■ Written exercise ■
Only the lines holding the string "İşlemleri" are needed. Copy each one.

— start of Records —

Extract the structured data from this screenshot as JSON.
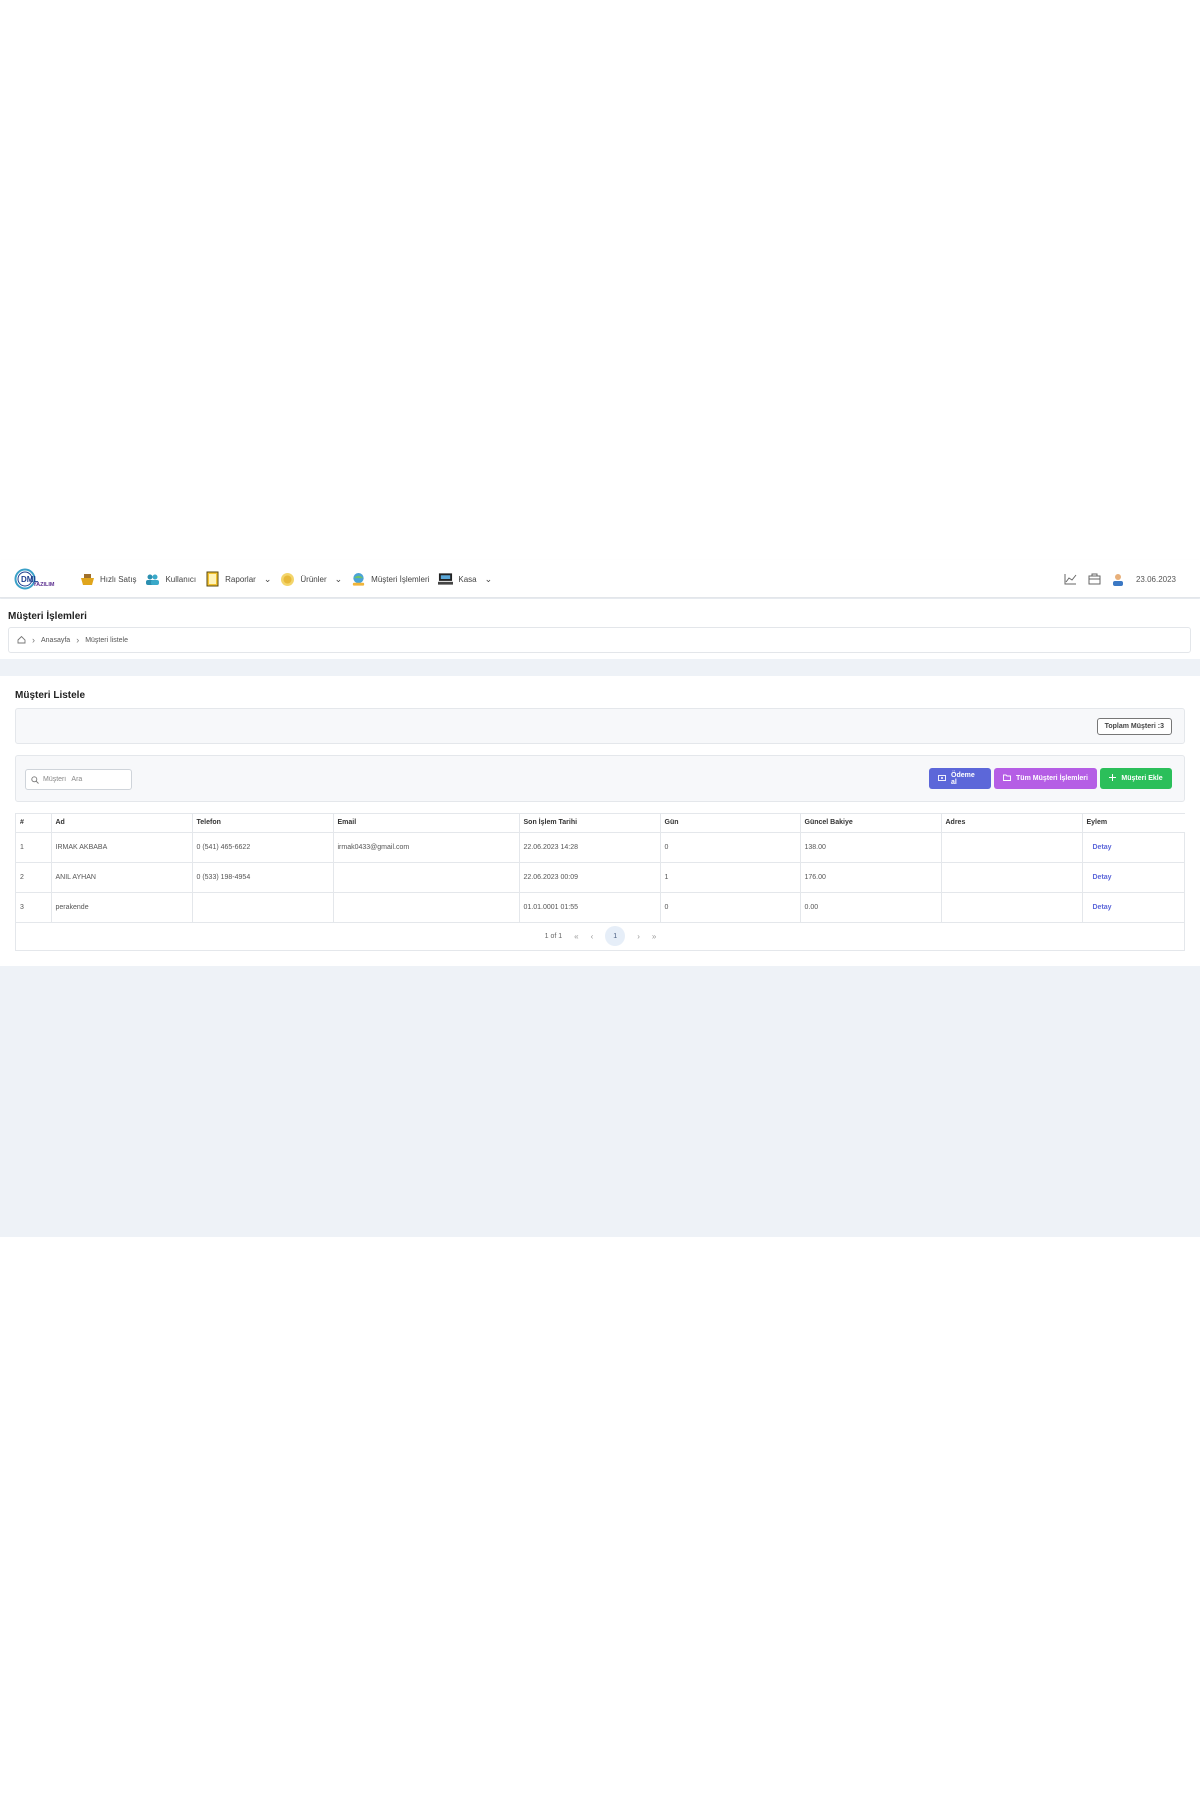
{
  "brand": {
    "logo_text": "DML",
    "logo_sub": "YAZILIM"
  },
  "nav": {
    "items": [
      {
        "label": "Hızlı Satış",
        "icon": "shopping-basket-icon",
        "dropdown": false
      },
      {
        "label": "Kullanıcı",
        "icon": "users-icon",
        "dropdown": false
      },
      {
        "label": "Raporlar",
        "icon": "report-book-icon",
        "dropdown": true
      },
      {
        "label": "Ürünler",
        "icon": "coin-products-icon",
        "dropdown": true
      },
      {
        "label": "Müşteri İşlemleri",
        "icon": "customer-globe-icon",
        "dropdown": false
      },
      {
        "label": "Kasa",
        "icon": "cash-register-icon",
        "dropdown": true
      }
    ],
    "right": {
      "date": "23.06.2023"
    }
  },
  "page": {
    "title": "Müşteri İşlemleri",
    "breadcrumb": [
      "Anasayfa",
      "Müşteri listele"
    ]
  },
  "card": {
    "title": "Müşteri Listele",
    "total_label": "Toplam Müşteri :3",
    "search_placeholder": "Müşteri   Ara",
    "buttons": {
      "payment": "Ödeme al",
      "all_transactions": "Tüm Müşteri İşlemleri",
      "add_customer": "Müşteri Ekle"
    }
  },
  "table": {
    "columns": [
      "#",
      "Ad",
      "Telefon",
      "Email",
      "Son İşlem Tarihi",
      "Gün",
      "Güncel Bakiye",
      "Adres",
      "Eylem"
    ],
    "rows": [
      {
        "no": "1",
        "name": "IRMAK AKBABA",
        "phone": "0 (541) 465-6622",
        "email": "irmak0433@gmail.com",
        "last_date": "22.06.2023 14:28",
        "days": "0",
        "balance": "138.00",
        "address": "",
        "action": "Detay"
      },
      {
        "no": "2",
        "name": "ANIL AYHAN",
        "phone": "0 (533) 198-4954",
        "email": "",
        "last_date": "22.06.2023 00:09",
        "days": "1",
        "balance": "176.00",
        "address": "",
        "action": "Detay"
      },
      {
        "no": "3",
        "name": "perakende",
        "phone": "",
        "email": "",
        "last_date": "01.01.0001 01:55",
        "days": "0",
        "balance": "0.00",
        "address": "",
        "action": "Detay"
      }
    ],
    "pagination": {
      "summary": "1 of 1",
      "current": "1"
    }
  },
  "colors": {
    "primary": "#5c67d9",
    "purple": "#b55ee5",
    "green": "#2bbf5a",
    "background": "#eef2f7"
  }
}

— end of Records —

■ Written response ■
        "label": "Müşteri İşlemleri",
    "title": "Müşteri İşlemleri",
      "all_transactions": "Tüm Müşteri İşlemleri",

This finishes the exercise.